▶ [EXCERPTED DATA]:

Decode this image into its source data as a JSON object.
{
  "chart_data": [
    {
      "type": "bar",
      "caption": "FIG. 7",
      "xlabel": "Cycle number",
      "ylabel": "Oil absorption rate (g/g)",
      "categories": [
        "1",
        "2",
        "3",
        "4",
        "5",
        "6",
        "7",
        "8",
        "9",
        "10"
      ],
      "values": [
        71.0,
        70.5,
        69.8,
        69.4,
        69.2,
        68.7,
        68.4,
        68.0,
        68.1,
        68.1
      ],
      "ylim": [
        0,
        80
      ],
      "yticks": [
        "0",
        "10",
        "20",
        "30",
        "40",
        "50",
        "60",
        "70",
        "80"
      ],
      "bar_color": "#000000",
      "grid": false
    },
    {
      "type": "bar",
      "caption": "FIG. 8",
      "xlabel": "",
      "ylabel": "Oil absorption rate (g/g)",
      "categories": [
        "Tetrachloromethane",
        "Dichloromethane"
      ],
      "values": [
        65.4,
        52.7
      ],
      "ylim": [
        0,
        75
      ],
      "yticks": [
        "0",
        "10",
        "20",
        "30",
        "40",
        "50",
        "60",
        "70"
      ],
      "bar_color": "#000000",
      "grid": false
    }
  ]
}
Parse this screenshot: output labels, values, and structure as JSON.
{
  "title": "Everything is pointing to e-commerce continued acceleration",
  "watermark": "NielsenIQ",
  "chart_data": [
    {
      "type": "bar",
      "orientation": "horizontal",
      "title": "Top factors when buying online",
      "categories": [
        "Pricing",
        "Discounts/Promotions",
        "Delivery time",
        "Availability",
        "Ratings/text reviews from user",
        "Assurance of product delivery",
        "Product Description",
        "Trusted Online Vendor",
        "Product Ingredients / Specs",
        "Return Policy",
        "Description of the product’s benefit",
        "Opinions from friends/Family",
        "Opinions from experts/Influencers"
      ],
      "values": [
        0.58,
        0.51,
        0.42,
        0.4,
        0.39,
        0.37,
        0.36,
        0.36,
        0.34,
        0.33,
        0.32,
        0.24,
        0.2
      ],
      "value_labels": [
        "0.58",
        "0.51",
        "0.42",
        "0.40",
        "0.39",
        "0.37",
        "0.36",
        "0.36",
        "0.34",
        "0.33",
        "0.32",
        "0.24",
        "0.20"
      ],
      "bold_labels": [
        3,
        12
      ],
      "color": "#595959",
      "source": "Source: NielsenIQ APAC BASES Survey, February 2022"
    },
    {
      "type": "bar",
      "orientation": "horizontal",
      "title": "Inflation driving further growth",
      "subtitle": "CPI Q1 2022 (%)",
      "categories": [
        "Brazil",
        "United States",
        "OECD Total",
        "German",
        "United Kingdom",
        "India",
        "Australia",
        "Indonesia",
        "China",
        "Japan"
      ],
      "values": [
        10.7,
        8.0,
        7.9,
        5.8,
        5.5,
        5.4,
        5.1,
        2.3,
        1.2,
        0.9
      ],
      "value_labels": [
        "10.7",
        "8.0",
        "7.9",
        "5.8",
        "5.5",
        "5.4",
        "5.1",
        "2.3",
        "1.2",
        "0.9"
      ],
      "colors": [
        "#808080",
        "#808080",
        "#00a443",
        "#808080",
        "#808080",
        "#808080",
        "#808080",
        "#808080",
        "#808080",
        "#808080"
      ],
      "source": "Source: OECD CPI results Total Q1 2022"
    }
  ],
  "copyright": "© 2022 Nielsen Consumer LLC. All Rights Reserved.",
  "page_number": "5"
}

▶ [SHORT EXERCISE]: Copy all lines from the listing that contain "OECD".

▶ [TASK RESULT]:
        "OECD Total",
      "source": "Source: OECD CPI results Total Q1 2022"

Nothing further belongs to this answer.